Repeat the data verbatim, images excluded.
Start of LISTED RECORDS
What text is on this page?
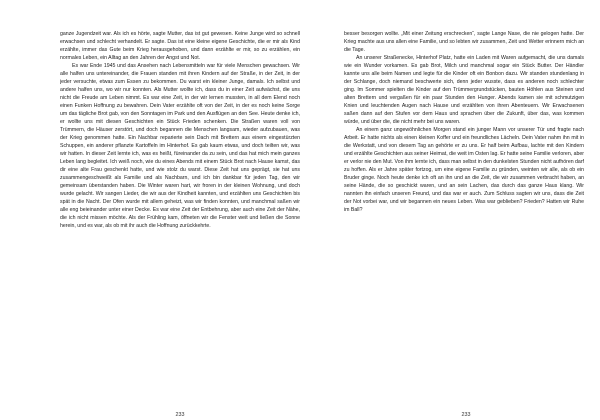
ganze Jugendzeit war. Als ich es hörte, sagte Mutter, das ist gut gewesen. Keine Junge wird so schnell erwachsen und schlecht verhandelt. Er sagte. Das ist eine kleine eigene Geschichte, die er mir als Kind erzählte, immer das Gute beim Krieg herausgehoben, und dann erzählte er mir, so zu erzählen, ein normales Leben, ein Alltag an den Jahren der Angst und Not.

Es war Ende 1945 und das Ansehen nach Lebensmitteln war für viele Menschen gewachsen. Wir alle halfen uns untereinander, die Frauen standen mit ihren Kindern auf der Straße, in der Zeit, in der jeder versuchte, etwas zum Essen zu bekommen. Du warst ein kleiner Junge, damals. Ich selbst und andere halfen uns, wo wir nur konnten. Als Mutter wollte ich, dass du in einer Zeit aufwächst, die uns nicht die Freude am Leben nimmt. Es war eine Zeit, in der wir lernen mussten, in all dem Elend noch einen Funken Hoffnung zu bewahren. Dein Vater erzählte oft von der Zeit, in der es noch keine Sorge um das tägliche Brot gab, von den Sonntagen im Park und den Ausflügen an den See. Heute denke ich, er wollte uns mit diesen Geschichten ein Stück Frieden schenken. Die Straßen waren voll von Trümmern, die Häuser zerstört, und doch begannen die Menschen langsam, wieder aufzubauen, was der Krieg genommen hatte. Ein Nachbar reparierte sein Dach mit Brettern aus einem eingestürzten Schuppen, ein anderer pflanzte Kartoffeln im Hinterhof. Es gab kaum etwas, und doch teilten wir, was wir hatten. In dieser Zeit lernte ich, was es heißt, füreinander da zu sein, und das hat mich mein ganzes Leben lang begleitet. Ich weiß noch, wie du eines Abends mit einem Stück Brot nach Hause kamst, das dir eine alte Frau geschenkt hatte, und wie stolz du warst. Diese Zeit hat uns geprägt, sie hat uns zusammengeschweißt als Familie und als Nachbarn, und ich bin dankbar für jeden Tag, den wir gemeinsam überstanden haben. Die Winter waren hart, wir froren in der kleinen Wohnung, und doch wurde gelacht. Wir sangen Lieder, die wir aus der Kindheit kannten, und erzählten uns Geschichten bis spät in die Nacht. Der Ofen wurde mit allem geheizt, was wir finden konnten, und manchmal saßen wir alle eng beieinander unter einer Decke. Es war eine Zeit der Entbehrung, aber auch eine Zeit der Nähe, die ich nicht missen möchte. Als der Frühling kam, öffneten wir die Fenster weit und ließen die Sonne herein, und es war, als ob mit ihr auch die Hoffnung zurückkehrte.

besser besorgen wollte. „Mit einer Zeitung erschrecken“, sagte Lange Nase, die nie gelogen hatte. Der Krieg machte aus uns allen eine Familie, und so lebten wir zusammen, Zeit und Wetter erinnern mich an die Tage.

An unserer Straßenecke, Hinterhof Platz, hatte ein Laden mit Waren aufgemacht, die uns damals wie ein Wunder vorkamen. Es gab Brot, Milch und manchmal sogar ein Stück Butter. Der Händler kannte uns alle beim Namen und legte für die Kinder oft ein Bonbon dazu. Wir standen stundenlang in der Schlange, doch niemand beschwerte sich, denn jeder wusste, dass es anderen noch schlechter ging. Im Sommer spielten die Kinder auf den Trümmergrundstücken, bauten Höhlen aus Steinen und alten Brettern und vergaßen für ein paar Stunden den Hunger. Abends kamen sie mit schmutzigen Knien und leuchtenden Augen nach Hause und erzählten von ihren Abenteuern. Wir Erwachsenen saßen dann auf den Stufen vor dem Haus und sprachen über die Zukunft, über das, was kommen würde, und über die, die nicht mehr bei uns waren.

An einem ganz ungewöhnlichen Morgen stand ein junger Mann vor unserer Tür und fragte nach Arbeit. Er hatte nichts als einen kleinen Koffer und ein freundliches Lächeln. Dein Vater nahm ihn mit in die Werkstatt, und von diesem Tag an gehörte er zu uns. Er half beim Aufbau, lachte mit den Kindern und erzählte Geschichten aus seiner Heimat, die weit im Osten lag. Er hatte seine Familie verloren, aber er verlor nie den Mut. Von ihm lernte ich, dass man selbst in den dunkelsten Stunden nicht aufhören darf zu hoffen. Als er Jahre später fortzog, um eine eigene Familie zu gründen, weinten wir alle, als ob ein Bruder ginge. Noch heute denke ich oft an ihn und an die Zeit, die wir zusammen verbracht haben, an seine Hände, die so geschickt waren, und an sein Lachen, das durch das ganze Haus klang. Wir nannten ihn einfach unseren Freund, und das war er auch. Zum Schluss sagten wir uns, dass die Zeit der Not vorbei war, und wir begannen ein neues Leben. Was war geblieben? Frieden? Hatten wir Ruhe im Ball?

233	233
End of LISTED RECORDS
• [EXERCISE RESPONSE]
What text is on this page?
ganze Jugendzeit war. Als ich es hörte, sagte Mutter, das ist gut gewesen. Keine Junge wird so schnell erwachsen und schlecht verhandelt. Er sagte. Das ist eine kleine eigene Geschichte, die er mir als Kind erzählte, immer das Gute beim Krieg herausgehoben, und dann erzählte er mir, so zu erzählen, ein normales Leben, ein Alltag an den Jahren der Angst und Not.

Es war Ende 1945 und das Ansehen nach Lebensmitteln war für viele Menschen gewachsen. Wir alle halfen uns untereinander, die Frauen standen mit ihren Kindern auf der Straße, in der Zeit, in der jeder versuchte, etwas zum Essen zu bekommen. Du warst ein kleiner Junge, damals. Ich selbst und andere halfen uns, wo wir nur konnten. Als Mutter wollte ich, dass du in einer Zeit aufwächst, die uns nicht die Freude am Leben nimmt. Es war eine Zeit, in der wir lernen mussten, in all dem Elend noch einen Funken Hoffnung zu bewahren. Dein Vater erzählte oft von der Zeit, in der es noch keine Sorge um das tägliche Brot gab, von den Sonntagen im Park und den Ausflügen an den See. Heute denke ich, er wollte uns mit diesen Geschichten ein Stück Frieden schenken. Die Straßen waren voll von Trümmern, die Häuser zerstört, und doch begannen die Menschen langsam, wieder aufzubauen, was der Krieg genommen hatte. Ein Nachbar reparierte sein Dach mit Brettern aus einem eingestürzten Schuppen, ein anderer pflanzte Kartoffeln im Hinterhof. Es gab kaum etwas, und doch teilten wir, was wir hatten. In dieser Zeit lernte ich, was es heißt, füreinander da zu sein, und das hat mich mein ganzes Leben lang begleitet. Ich weiß noch, wie du eines Abends mit einem Stück Brot nach Hause kamst, das dir eine alte Frau geschenkt hatte, und wie stolz du warst. Diese Zeit hat uns geprägt, sie hat uns zusammengeschweißt als Familie und als Nachbarn, und ich bin dankbar für jeden Tag, den wir gemeinsam überstanden haben. Die Winter waren hart, wir froren in der kleinen Wohnung, und doch wurde gelacht. Wir sangen Lieder, die wir aus der Kindheit kannten, und erzählten uns Geschichten bis spät in die Nacht. Der Ofen wurde mit allem geheizt, was wir finden konnten, und manchmal saßen wir alle eng beieinander unter einer Decke. Es war eine Zeit der Entbehrung, aber auch eine Zeit der Nähe, die ich nicht missen möchte. Als der Frühling kam, öffneten wir die Fenster weit und ließen die Sonne herein, und es war, als ob mit ihr auch die Hoffnung zurückkehrte.

besser besorgen wollte. „Mit einer Zeitung erschrecken“, sagte Lange Nase, die nie gelogen hatte. Der Krieg machte aus uns allen eine Familie, und so lebten wir zusammen, Zeit und Wetter erinnern mich an die Tage.

An unserer Straßenecke, Hinterhof Platz, hatte ein Laden mit Waren aufgemacht, die uns damals wie ein Wunder vorkamen. Es gab Brot, Milch und manchmal sogar ein Stück Butter. Der Händler kannte uns alle beim Namen und legte für die Kinder oft ein Bonbon dazu. Wir standen stundenlang in der Schlange, doch niemand beschwerte sich, denn jeder wusste, dass es anderen noch schlechter ging. Im Sommer spielten die Kinder auf den Trümmergrundstücken, bauten Höhlen aus Steinen und alten Brettern und vergaßen für ein paar Stunden den Hunger. Abends kamen sie mit schmutzigen Knien und leuchtenden Augen nach Hause und erzählten von ihren Abenteuern. Wir Erwachsenen saßen dann auf den Stufen vor dem Haus und sprachen über die Zukunft, über das, was kommen würde, und über die, die nicht mehr bei uns waren.

An einem ganz ungewöhnlichen Morgen stand ein junger Mann vor unserer Tür und fragte nach Arbeit. Er hatte nichts als einen kleinen Koffer und ein freundliches Lächeln. Dein Vater nahm ihn mit in die Werkstatt, und von diesem Tag an gehörte er zu uns. Er half beim Aufbau, lachte mit den Kindern und erzählte Geschichten aus seiner Heimat, die weit im Osten lag. Er hatte seine Familie verloren, aber er verlor nie den Mut. Von ihm lernte ich, dass man selbst in den dunkelsten Stunden nicht aufhören darf zu hoffen. Als er Jahre später fortzog, um eine eigene Familie zu gründen, weinten wir alle, als ob ein Bruder ginge. Noch heute denke ich oft an ihn und an die Zeit, die wir zusammen verbracht haben, an seine Hände, die so geschickt waren, und an sein Lachen, das durch das ganze Haus klang. Wir nannten ihn einfach unseren Freund, und das war er auch. Zum Schluss sagten wir uns, dass die Zeit der Not vorbei war, und wir begannen ein neues Leben. Was war geblieben? Frieden? Hatten wir Ruhe im Ball?

233	233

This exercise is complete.